**TASK TO CARRY OUT**
List all the lines in these records that hold "this".
───── GIVEN ENTRIES
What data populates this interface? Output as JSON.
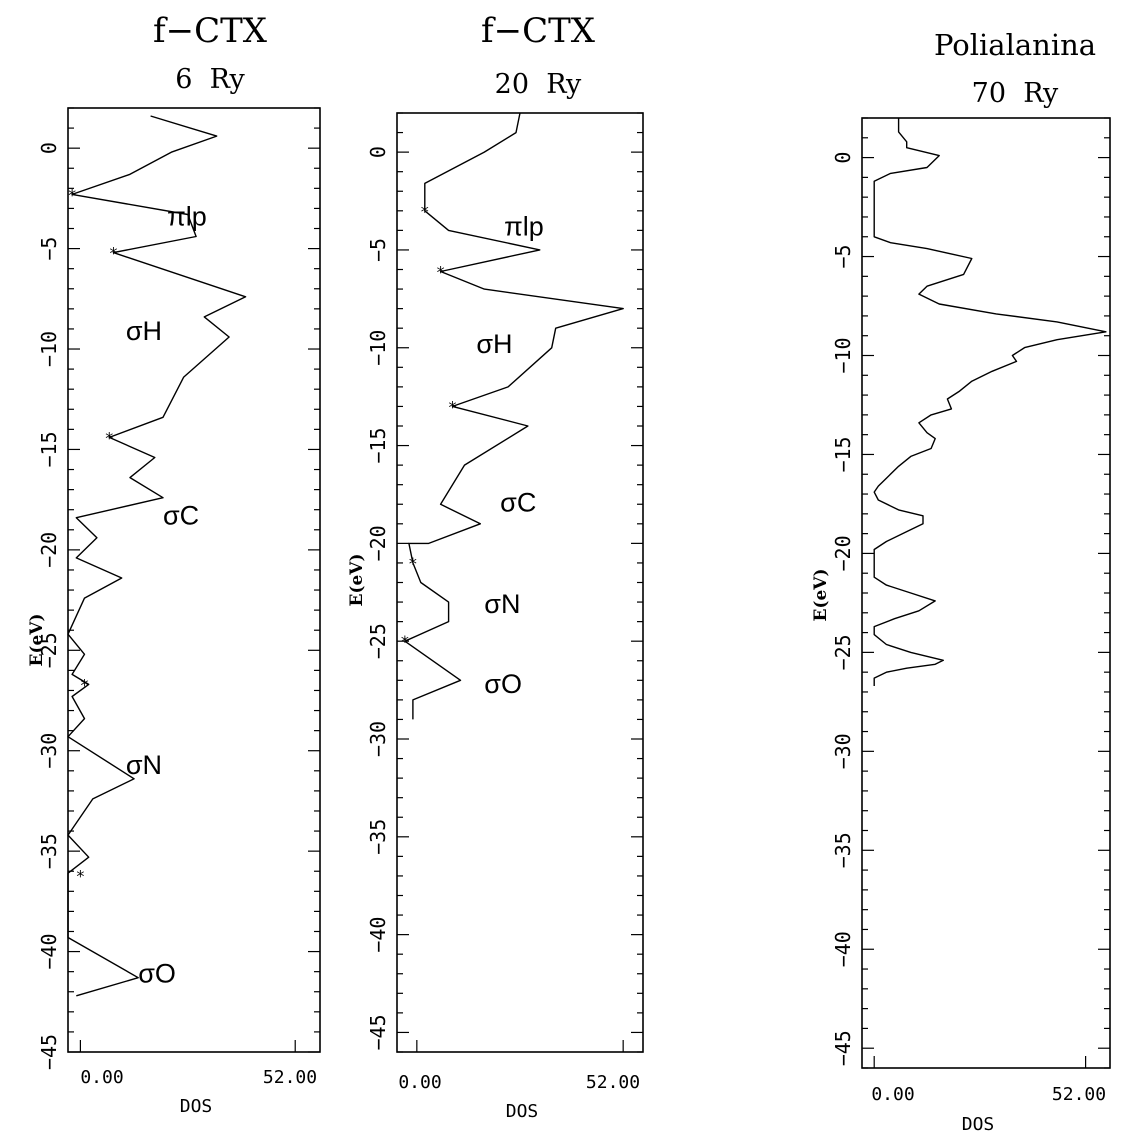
{
  "chart_data": [
    {
      "type": "line",
      "title": "f−CTX",
      "subtitle": "6  Ry",
      "ylabel": "E(eV)",
      "xlabel": "DOS",
      "xlim": [
        -3,
        58
      ],
      "ylim": [
        -45,
        2
      ],
      "yticks": [
        0,
        -5,
        -10,
        -15,
        -20,
        -25,
        -30,
        -35,
        -40,
        -45
      ],
      "ytick_labels": [
        "0",
        "−5",
        "−10",
        "−15",
        "−20",
        "−25",
        "−30",
        "−35",
        "−40",
        "−45"
      ],
      "xtick_labels": [
        "0.00",
        "52.00"
      ],
      "series": [
        {
          "points": [
            [
              17,
              1.6
            ],
            [
              33,
              0.6
            ],
            [
              22,
              -0.2
            ],
            [
              12,
              -1.3
            ],
            [
              -2,
              -2.3
            ],
            [
              26,
              -3.3
            ],
            [
              28,
              -4.4
            ],
            [
              8,
              -5.2
            ],
            [
              40,
              -7.4
            ],
            [
              30,
              -8.4
            ],
            [
              36,
              -9.4
            ],
            [
              25,
              -11.4
            ],
            [
              20,
              -13.4
            ],
            [
              7,
              -14.4
            ],
            [
              18,
              -15.4
            ],
            [
              12,
              -16.4
            ],
            [
              20,
              -17.4
            ],
            [
              -1,
              -18.4
            ],
            [
              4,
              -19.4
            ],
            [
              -1,
              -20.4
            ],
            [
              10,
              -21.4
            ],
            [
              1,
              -22.4
            ],
            [
              -3,
              -24.2
            ],
            [
              1,
              -25.2
            ],
            [
              -2,
              -26.2
            ],
            [
              2,
              -26.7
            ],
            [
              -2,
              -27.3
            ],
            [
              1,
              -28.4
            ],
            [
              -3,
              -29.3
            ],
            [
              13,
              -31.4
            ],
            [
              3,
              -32.4
            ],
            [
              -3,
              -34.2
            ],
            [
              2,
              -35.3
            ],
            [
              -3,
              -36.1
            ],
            [
              -3,
              -39.3
            ],
            [
              14,
              -41.3
            ],
            [
              -1,
              -42.2
            ]
          ]
        }
      ],
      "markers": [
        [
          -2,
          -2.3
        ],
        [
          8,
          -5.2
        ],
        [
          7,
          -14.4
        ],
        [
          1,
          -26.7
        ],
        [
          0,
          -36.2
        ]
      ],
      "annotations": [
        {
          "text": "πlp",
          "x": 21,
          "y": -3.4
        },
        {
          "text": "σH",
          "x": 11,
          "y": -9.1
        },
        {
          "text": "σC",
          "x": 20,
          "y": -18.3
        },
        {
          "text": "σN",
          "x": 11,
          "y": -30.7
        },
        {
          "text": "σO",
          "x": 14,
          "y": -41.1
        }
      ]
    },
    {
      "type": "line",
      "title": "f−CTX",
      "subtitle": "20  Ry",
      "ylabel": "E(eV)",
      "xlabel": "DOS",
      "xlim": [
        -5,
        57
      ],
      "ylim": [
        -46,
        2
      ],
      "yticks": [
        0,
        -5,
        -10,
        -15,
        -20,
        -25,
        -30,
        -35,
        -40,
        -45
      ],
      "ytick_labels": [
        "0",
        "−5",
        "−10",
        "−15",
        "−20",
        "−25",
        "−30",
        "−35",
        "−40",
        "−45"
      ],
      "xtick_labels": [
        "0.00",
        "52.00"
      ],
      "series": [
        {
          "points": [
            [
              26,
              2
            ],
            [
              25,
              1
            ],
            [
              17,
              0
            ],
            [
              2,
              -1.6
            ],
            [
              2,
              -3
            ],
            [
              8,
              -4
            ],
            [
              31,
              -5
            ],
            [
              6,
              -6.1
            ],
            [
              17,
              -7
            ],
            [
              52,
              -8
            ],
            [
              35,
              -9
            ],
            [
              34,
              -10
            ],
            [
              23,
              -12
            ],
            [
              9,
              -13
            ],
            [
              28,
              -14
            ],
            [
              12,
              -16
            ],
            [
              6,
              -18
            ],
            [
              16,
              -19
            ],
            [
              3,
              -20
            ],
            [
              -2,
              -20
            ],
            [
              -1,
              -21
            ],
            [
              1,
              -22
            ],
            [
              8,
              -23
            ],
            [
              8,
              -24
            ],
            [
              -3,
              -25
            ],
            [
              11,
              -27
            ],
            [
              -1,
              -28
            ],
            [
              -1,
              -29
            ]
          ]
        }
      ],
      "markers": [
        [
          2,
          -3
        ],
        [
          6,
          -6.1
        ],
        [
          9,
          -13
        ],
        [
          -1,
          -21
        ],
        [
          -3,
          -25
        ]
      ],
      "annotations": [
        {
          "text": "πlp",
          "x": 22,
          "y": -3.8
        },
        {
          "text": "σH",
          "x": 15,
          "y": -9.8
        },
        {
          "text": "σC",
          "x": 21,
          "y": -17.9
        },
        {
          "text": "σN",
          "x": 17,
          "y": -23.1
        },
        {
          "text": "σO",
          "x": 17,
          "y": -27.2
        }
      ]
    },
    {
      "type": "line",
      "title": "Polialanina",
      "subtitle": "70  Ry",
      "ylabel": "E(eV)",
      "xlabel": "DOS",
      "xlim": [
        -3,
        58
      ],
      "ylim": [
        -46,
        2
      ],
      "yticks": [
        0,
        -5,
        -10,
        -15,
        -20,
        -25,
        -30,
        -35,
        -40,
        -45
      ],
      "ytick_labels": [
        "0",
        "−5",
        "−10",
        "−15",
        "−20",
        "−25",
        "−30",
        "−35",
        "−40",
        "−45"
      ],
      "xtick_labels": [
        "0.00",
        "52.00"
      ],
      "series": [
        {
          "points": [
            [
              6,
              2
            ],
            [
              6,
              1.3
            ],
            [
              8,
              0.8
            ],
            [
              8,
              0.5
            ],
            [
              16,
              0.1
            ],
            [
              13,
              -0.5
            ],
            [
              4,
              -0.8
            ],
            [
              0,
              -1.2
            ],
            [
              0,
              -3
            ],
            [
              0,
              -4
            ],
            [
              4,
              -4.3
            ],
            [
              13,
              -4.6
            ],
            [
              24,
              -5.1
            ],
            [
              22,
              -5.9
            ],
            [
              13,
              -6.5
            ],
            [
              11,
              -6.9
            ],
            [
              16,
              -7.4
            ],
            [
              30,
              -7.9
            ],
            [
              45,
              -8.3
            ],
            [
              57,
              -8.8
            ],
            [
              45,
              -9.2
            ],
            [
              37,
              -9.6
            ],
            [
              34,
              -10.0
            ],
            [
              35,
              -10.3
            ],
            [
              29,
              -10.8
            ],
            [
              24,
              -11.3
            ],
            [
              21,
              -11.8
            ],
            [
              18,
              -12.2
            ],
            [
              19,
              -12.7
            ],
            [
              14,
              -13.0
            ],
            [
              11,
              -13.4
            ],
            [
              13,
              -13.9
            ],
            [
              15,
              -14.2
            ],
            [
              14,
              -14.7
            ],
            [
              9,
              -15.1
            ],
            [
              6,
              -15.6
            ],
            [
              3,
              -16.2
            ],
            [
              1,
              -16.6
            ],
            [
              0,
              -16.9
            ],
            [
              1,
              -17.3
            ],
            [
              6,
              -17.8
            ],
            [
              12,
              -18.1
            ],
            [
              12,
              -18.5
            ],
            [
              8,
              -18.9
            ],
            [
              3,
              -19.4
            ],
            [
              0,
              -19.8
            ],
            [
              0,
              -20.5
            ],
            [
              0,
              -21.2
            ],
            [
              3,
              -21.6
            ],
            [
              9,
              -22.0
            ],
            [
              15,
              -22.4
            ],
            [
              11,
              -22.9
            ],
            [
              5,
              -23.3
            ],
            [
              0,
              -23.7
            ],
            [
              0,
              -24.1
            ],
            [
              3,
              -24.6
            ],
            [
              9,
              -25.0
            ],
            [
              17,
              -25.4
            ],
            [
              15,
              -25.6
            ],
            [
              8,
              -25.8
            ],
            [
              3,
              -26.0
            ],
            [
              0,
              -26.3
            ],
            [
              0,
              -26.7
            ]
          ]
        }
      ],
      "markers": [],
      "annotations": []
    }
  ]
}
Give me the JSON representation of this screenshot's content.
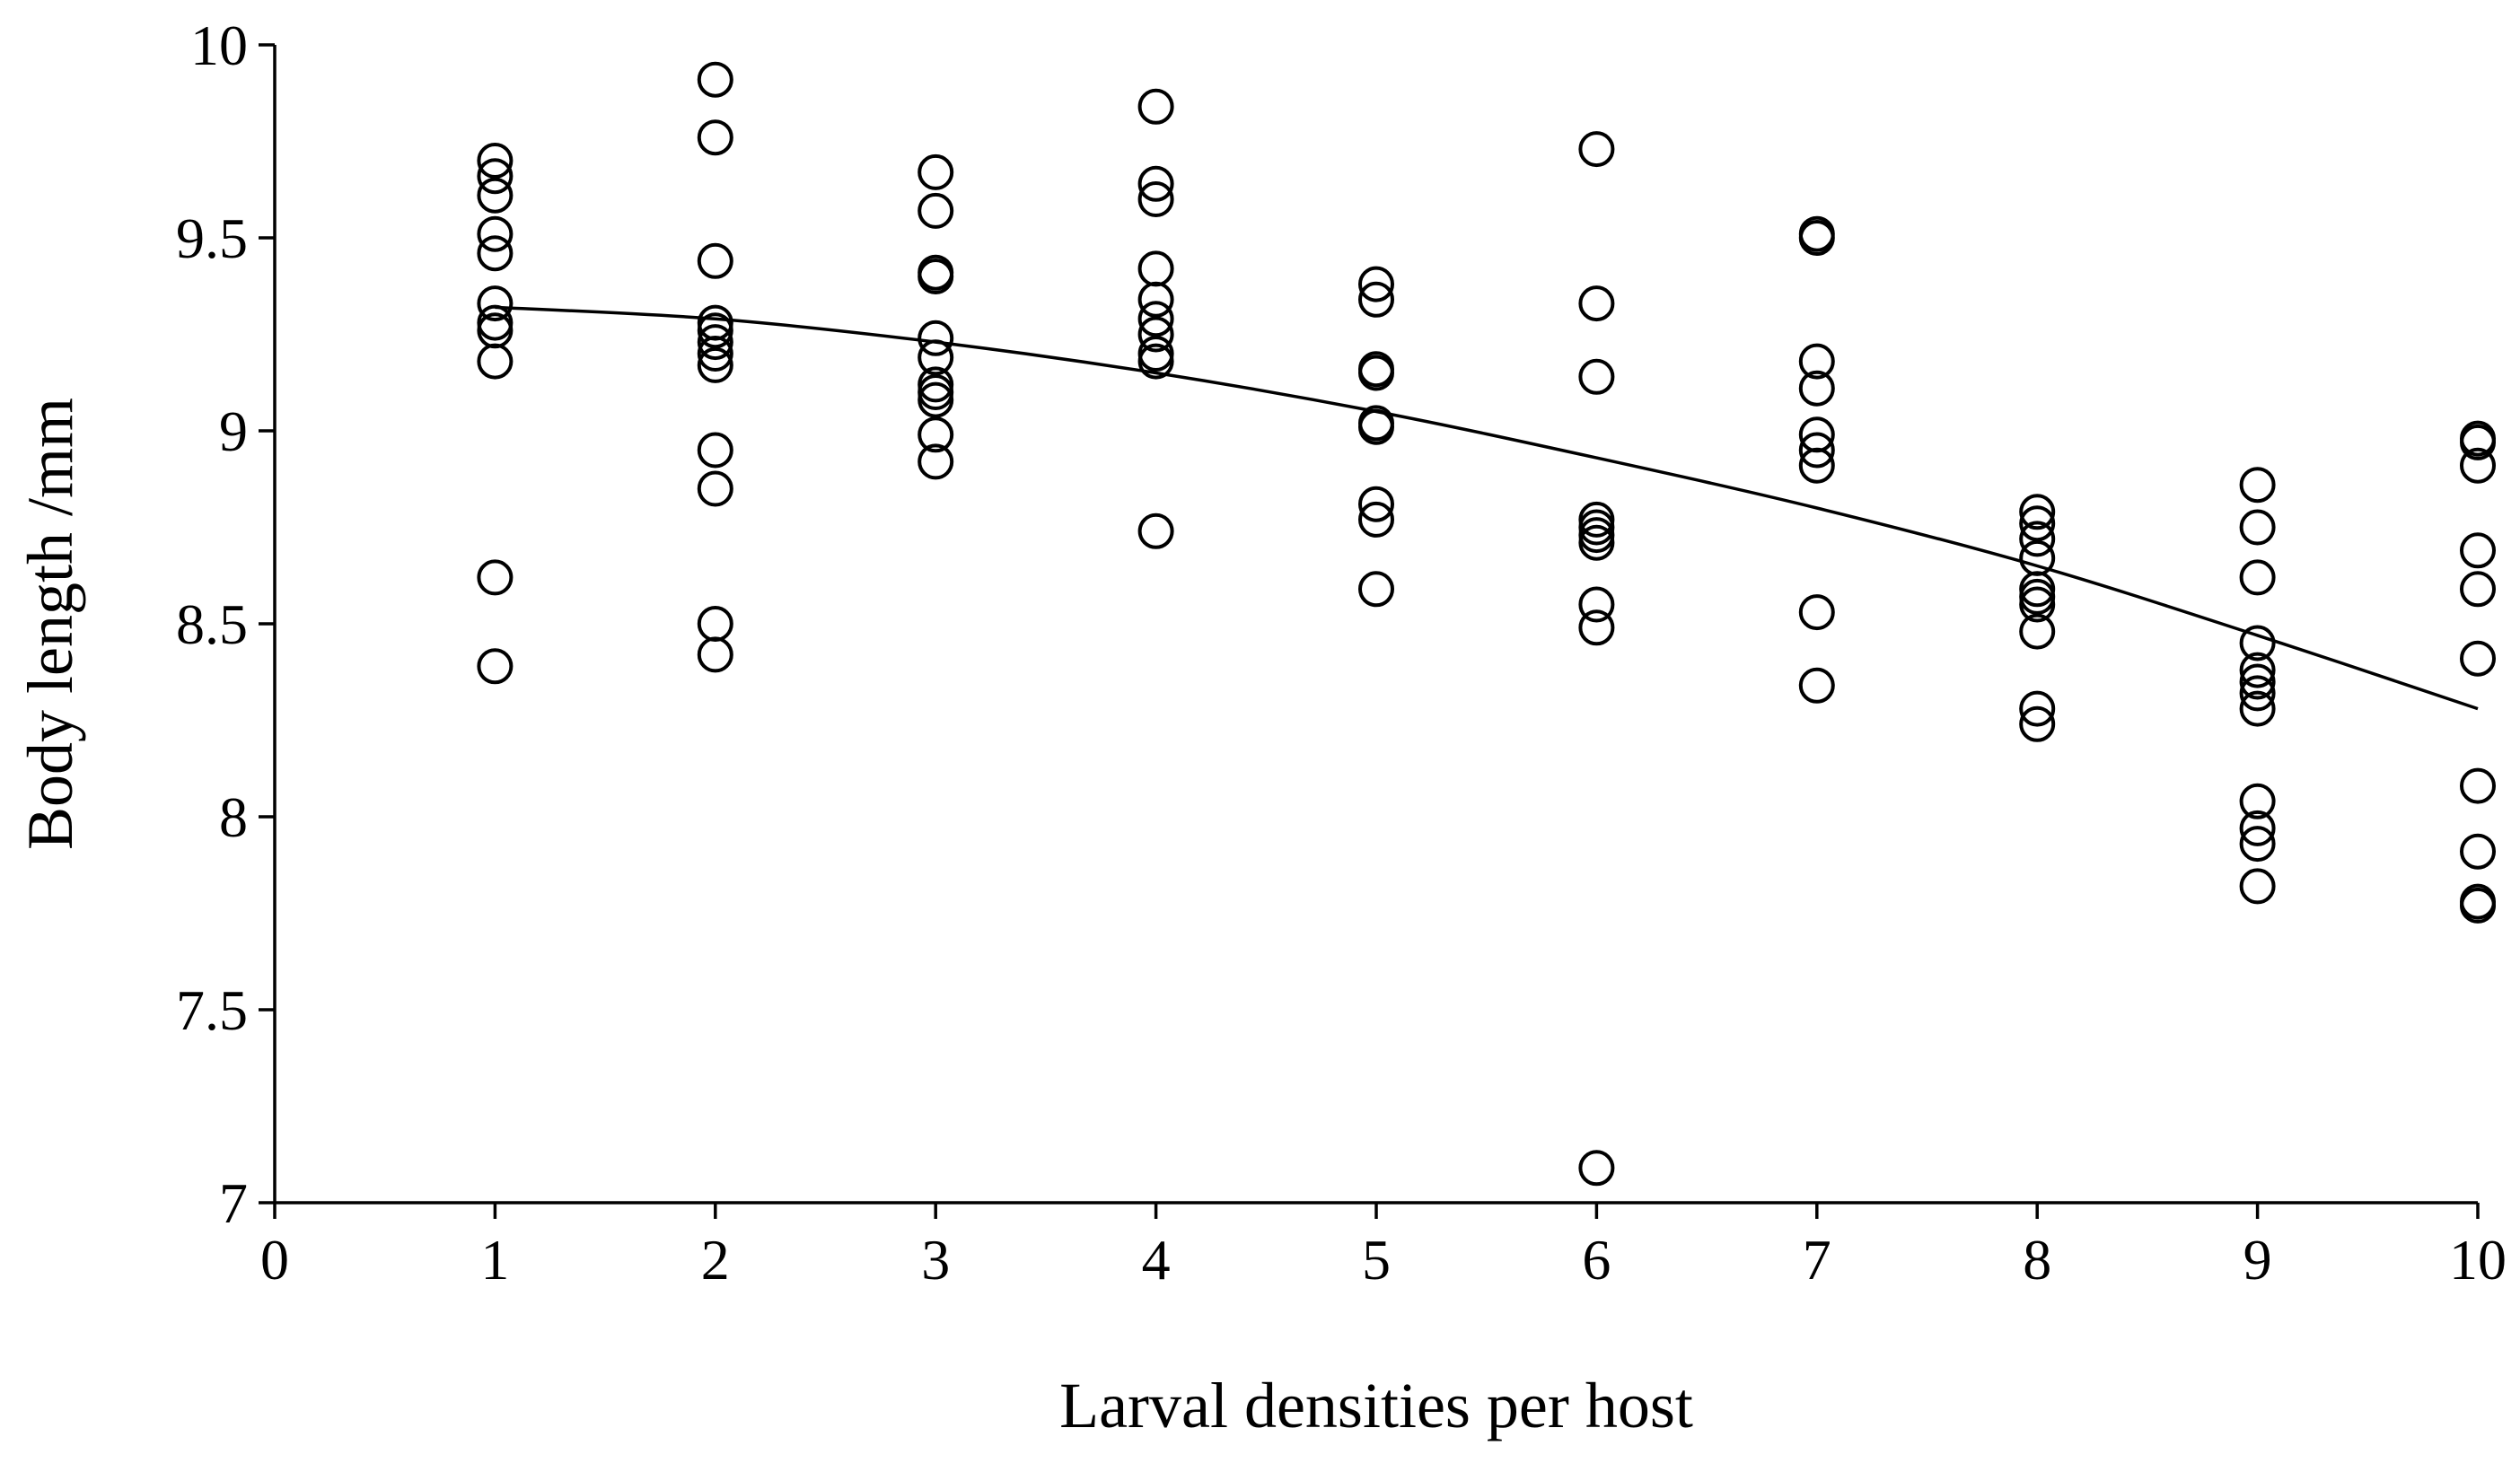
──────────
**SOLUTION TO THE EXERCISE**
What data populates this interface? Output as JSON.
Give me the JSON representation of this screenshot's content.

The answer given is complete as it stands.